§ **Task statement**
Repeat the stretch of the records from the line containing "expand-caret-icon[interactable]: ▶: [725, 150, 738, 159]" through the line containing "context-selector[interactable]: top▾: [812, 110, 843, 126]", with nothing changed.

§ **Data for this task**
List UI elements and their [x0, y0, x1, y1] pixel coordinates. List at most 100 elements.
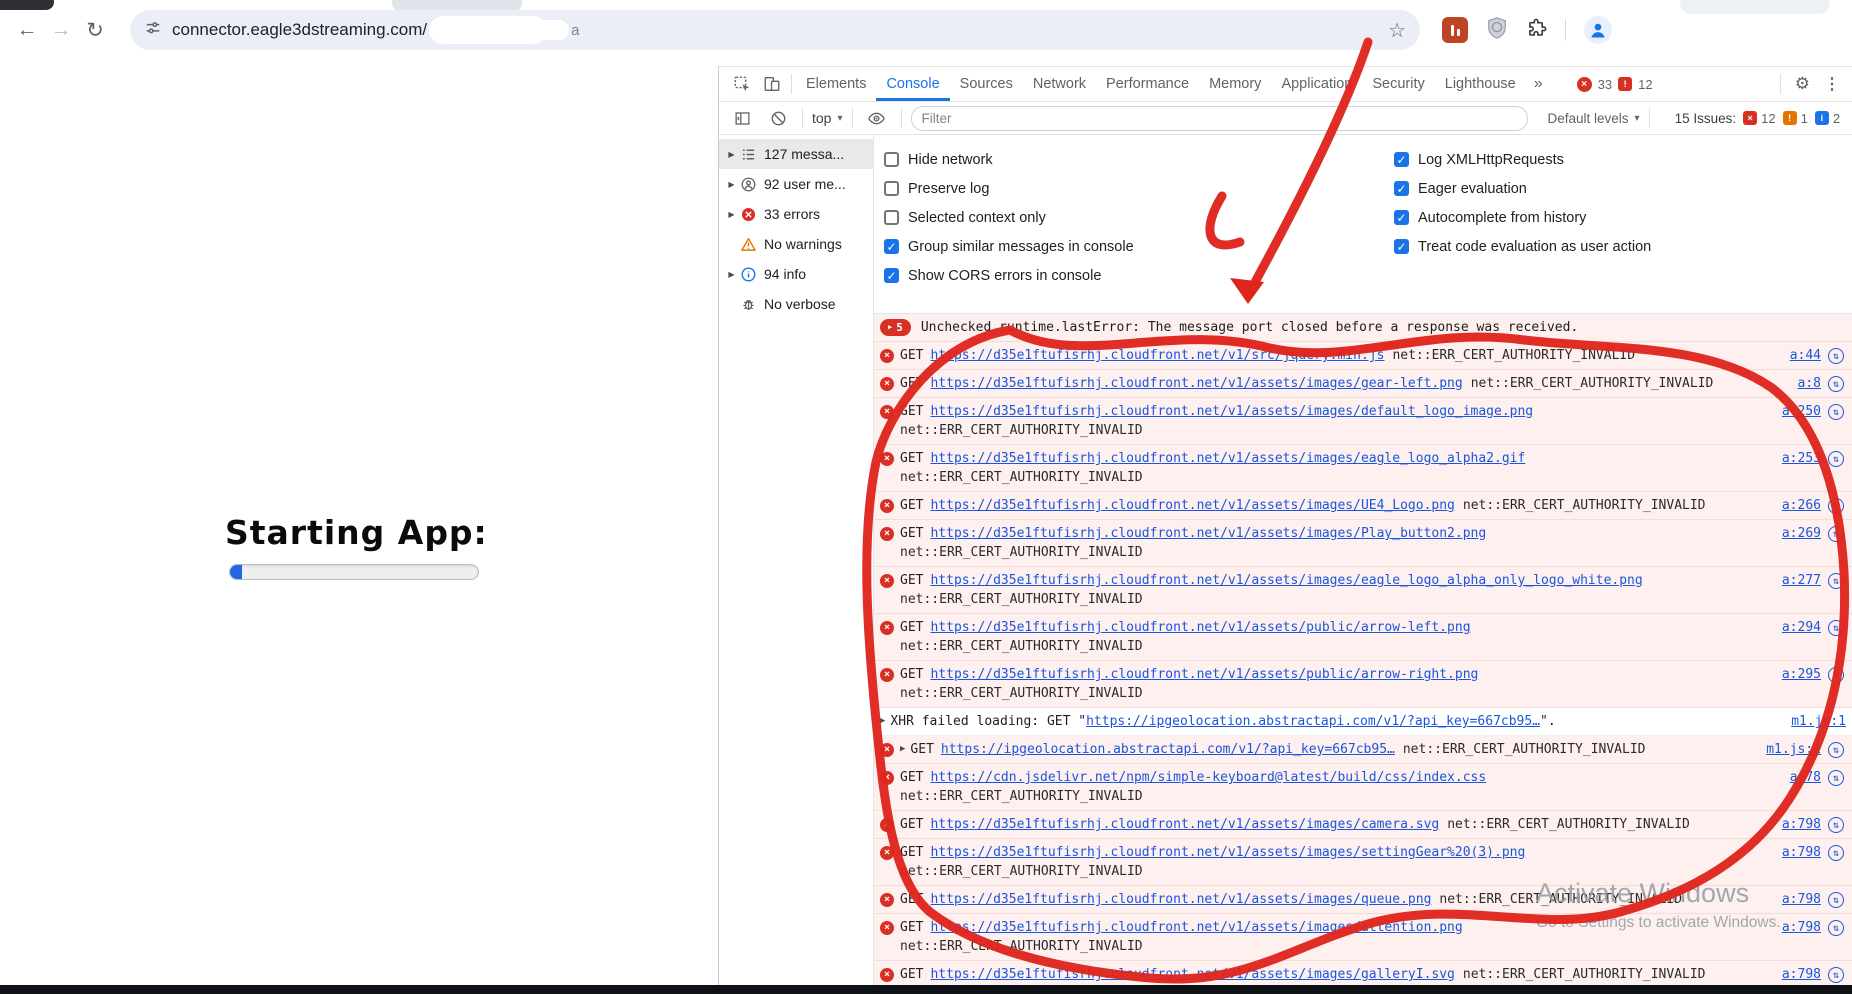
expand-caret-icon[interactable]: ▶: [725, 150, 738, 159]
extensions-puzzle-icon[interactable]: [1526, 17, 1547, 43]
request-url-link[interactable]: https://d35e1ftufisrhj.cloudfront.net/v1…: [930, 346, 1384, 365]
source-location-link[interactable]: a:798: [1782, 918, 1821, 937]
request-url-link[interactable]: https://d35e1ftufisrhj.cloudfront.net/v1…: [930, 374, 1462, 393]
console-setting-selected-context-only[interactable]: Selected context only: [884, 205, 1134, 230]
request-url-link[interactable]: https://d35e1ftufisrhj.cloudfront.net/v1…: [930, 402, 1533, 421]
issues-count-icon[interactable]: !: [1618, 77, 1632, 91]
expand-caret-icon[interactable]: ▶: [725, 270, 738, 279]
console-setting-eager-evaluation[interactable]: ✓Eager evaluation: [1394, 176, 1651, 201]
expand-caret-icon[interactable]: ▶: [725, 180, 738, 189]
more-tabs-icon[interactable]: »: [1526, 75, 1551, 93]
back-icon[interactable]: ←: [10, 18, 44, 42]
tab-network[interactable]: Network: [1023, 67, 1096, 101]
error-count-icon[interactable]: ×: [1577, 77, 1592, 92]
checkbox[interactable]: ✓: [1394, 152, 1409, 167]
checkbox[interactable]: [884, 210, 899, 225]
console-setting-log-xmlhttprequests[interactable]: ✓Log XMLHttpRequests: [1394, 147, 1651, 172]
context-selector[interactable]: top▾: [812, 110, 843, 126]
updown-circle-icon[interactable]: ⇅: [1828, 770, 1844, 786]
sidebar-item-92-user-me[interactable]: ▶92 user me...: [719, 169, 873, 199]
request-url-link[interactable]: https://d35e1ftufisrhj.cloudfront.net/v1…: [930, 496, 1454, 515]
request-url-link[interactable]: https://ipgeolocation.abstractapi.com/v1…: [1086, 712, 1540, 731]
request-url-link[interactable]: https://d35e1ftufisrhj.cloudfront.net/v1…: [930, 618, 1470, 637]
source-location-link[interactable]: a:798: [1782, 843, 1821, 862]
updown-circle-icon[interactable]: ⇅: [1828, 404, 1844, 420]
updown-circle-icon[interactable]: ⇅: [1828, 620, 1844, 636]
request-url-link[interactable]: https://d35e1ftufisrhj.cloudfront.net/v1…: [930, 815, 1439, 834]
log-levels-dropdown[interactable]: Default levels▾: [1548, 111, 1640, 126]
source-location-link[interactable]: a:295: [1782, 665, 1821, 684]
expand-caret-icon[interactable]: ▶: [725, 210, 738, 219]
console-setting-treat-code-evaluation-as-user-action[interactable]: ✓Treat code evaluation as user action: [1394, 234, 1651, 259]
source-location-link[interactable]: a:266: [1782, 496, 1821, 515]
request-url-link[interactable]: https://d35e1ftufisrhj.cloudfront.net/v1…: [930, 918, 1462, 937]
sidebar-item-94-info[interactable]: ▶94 info: [719, 259, 873, 289]
checkbox[interactable]: ✓: [1394, 239, 1409, 254]
request-url-link[interactable]: https://d35e1ftufisrhj.cloudfront.net/v1…: [930, 571, 1642, 590]
expand-caret-icon[interactable]: ▶: [900, 740, 905, 759]
url-bar[interactable]: connector.eagle3dstreaming.com/ a ☆: [130, 10, 1420, 50]
updown-circle-icon[interactable]: ⇅: [1828, 967, 1844, 983]
source-location-link[interactable]: a:44: [1790, 346, 1821, 365]
tab-performance[interactable]: Performance: [1096, 67, 1199, 101]
updown-circle-icon[interactable]: ⇅: [1828, 845, 1844, 861]
source-location-link[interactable]: a:798: [1782, 890, 1821, 909]
checkbox[interactable]: ✓: [1394, 181, 1409, 196]
request-url-link[interactable]: https://d35e1ftufisrhj.cloudfront.net/v1…: [930, 524, 1486, 543]
sidebar-item-no-warnings[interactable]: No warnings: [719, 229, 873, 259]
tab-memory[interactable]: Memory: [1199, 67, 1271, 101]
error-count[interactable]: 33: [1598, 77, 1612, 92]
console-setting-autocomplete-from-history[interactable]: ✓Autocomplete from history: [1394, 205, 1651, 230]
checkbox[interactable]: ✓: [884, 268, 899, 283]
console-setting-preserve-log[interactable]: Preserve log: [884, 176, 1134, 201]
source-location-link[interactable]: a:294: [1782, 618, 1821, 637]
shield-extension-icon[interactable]: [1486, 16, 1508, 45]
source-location-link[interactable]: a:8: [1798, 374, 1821, 393]
issues-counter[interactable]: 15 Issues: ×12!1i2: [1675, 111, 1840, 126]
console-setting-hide-network[interactable]: Hide network: [884, 147, 1134, 172]
tab-console[interactable]: Console: [876, 67, 949, 101]
checkbox[interactable]: ✓: [1394, 210, 1409, 225]
updown-circle-icon[interactable]: ⇅: [1828, 498, 1844, 514]
url-text[interactable]: connector.eagle3dstreaming.com/: [172, 20, 427, 40]
updown-circle-icon[interactable]: ⇅: [1828, 376, 1844, 392]
checkbox[interactable]: ✓: [884, 239, 899, 254]
tab-elements[interactable]: Elements: [796, 67, 876, 101]
extension-red-icon[interactable]: [1442, 17, 1468, 43]
request-url-link[interactable]: https://d35e1ftufisrhj.cloudfront.net/v1…: [930, 843, 1525, 862]
console-setting-group-similar-messages-in-console[interactable]: ✓Group similar messages in console: [884, 234, 1134, 259]
request-url-link[interactable]: https://d35e1ftufisrhj.cloudfront.net/v1…: [930, 890, 1431, 909]
request-url-link[interactable]: https://d35e1ftufisrhj.cloudfront.net/v1…: [930, 449, 1525, 468]
console-sidebar-toggle-icon[interactable]: [727, 110, 757, 127]
source-location-link[interactable]: m1.js:1: [1766, 740, 1821, 759]
checkbox[interactable]: [884, 152, 899, 167]
source-location-link[interactable]: a:277: [1782, 571, 1821, 590]
updown-circle-icon[interactable]: ⇅: [1828, 892, 1844, 908]
forward-icon[interactable]: →: [44, 18, 78, 42]
request-url-link[interactable]: https://ipgeolocation.abstractapi.com/v1…: [941, 740, 1395, 759]
devtools-menu-kebab-icon[interactable]: ⋮: [1820, 74, 1844, 94]
updown-circle-icon[interactable]: ⇅: [1828, 742, 1844, 758]
reload-icon[interactable]: ↻: [78, 18, 112, 43]
request-url-link[interactable]: https://d35e1ftufisrhj.cloudfront.net/v1…: [930, 965, 1454, 984]
tab-lighthouse[interactable]: Lighthouse: [1435, 67, 1526, 101]
site-settings-icon[interactable]: [144, 19, 162, 42]
updown-circle-icon[interactable]: ⇅: [1828, 667, 1844, 683]
updown-circle-icon[interactable]: ⇅: [1828, 920, 1844, 936]
request-url-link[interactable]: https://d35e1ftufisrhj.cloudfront.net/v1…: [930, 665, 1478, 684]
request-url-link[interactable]: https://cdn.jsdelivr.net/npm/simple-keyb…: [930, 768, 1486, 787]
tab-sources[interactable]: Sources: [950, 67, 1023, 101]
sidebar-item-no-verbose[interactable]: No verbose: [719, 289, 873, 319]
source-location-link[interactable]: a:798: [1782, 965, 1821, 984]
inspect-element-icon[interactable]: [727, 75, 757, 93]
clear-console-icon[interactable]: [763, 110, 793, 127]
updown-circle-icon[interactable]: ⇅: [1828, 573, 1844, 589]
source-location-link[interactable]: a:78: [1790, 768, 1821, 787]
expand-caret-icon[interactable]: ▶: [880, 712, 885, 731]
source-location-link[interactable]: a:269: [1782, 524, 1821, 543]
updown-circle-icon[interactable]: ⇅: [1828, 817, 1844, 833]
checkbox[interactable]: [884, 181, 899, 196]
tab-security[interactable]: Security: [1362, 67, 1434, 101]
filter-input[interactable]: [911, 106, 1528, 131]
devtools-settings-gear-icon[interactable]: ⚙: [1795, 74, 1810, 94]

§ **Written reply**
expand-caret-icon[interactable]: ▶: [725, 150, 738, 159]
extensions-puzzle-icon[interactable]: [1526, 17, 1547, 43]
request-url-link[interactable]: https://d35e1ftufisrhj.cloudfront.net/v1…: [930, 346, 1384, 365]
source-location-link[interactable]: a:798: [1782, 918, 1821, 937]
request-url-link[interactable]: https://d35e1ftufisrhj.cloudfront.net/v1…: [930, 374, 1462, 393]
console-setting-selected-context-only[interactable]: Selected context only: [884, 205, 1134, 230]
request-url-link[interactable]: https://d35e1ftufisrhj.cloudfront.net/v1…: [930, 402, 1533, 421]
issues-count-icon[interactable]: !: [1618, 77, 1632, 91]
expand-caret-icon[interactable]: ▶: [725, 270, 738, 279]
console-setting-eager-evaluation[interactable]: ✓Eager evaluation: [1394, 176, 1651, 201]
expand-caret-icon[interactable]: ▶: [725, 180, 738, 189]
more-tabs-icon[interactable]: »: [1526, 75, 1551, 93]
back-icon[interactable]: ←: [10, 18, 44, 42]
tab-network[interactable]: Network: [1023, 67, 1096, 101]
error-count-icon[interactable]: ×: [1577, 77, 1592, 92]
checkbox[interactable]: ✓: [1394, 152, 1409, 167]
checkbox[interactable]: [884, 210, 899, 225]
console-setting-log-xmlhttprequests[interactable]: ✓Log XMLHttpRequests: [1394, 147, 1651, 172]
context-selector[interactable]: top▾: [812, 110, 843, 126]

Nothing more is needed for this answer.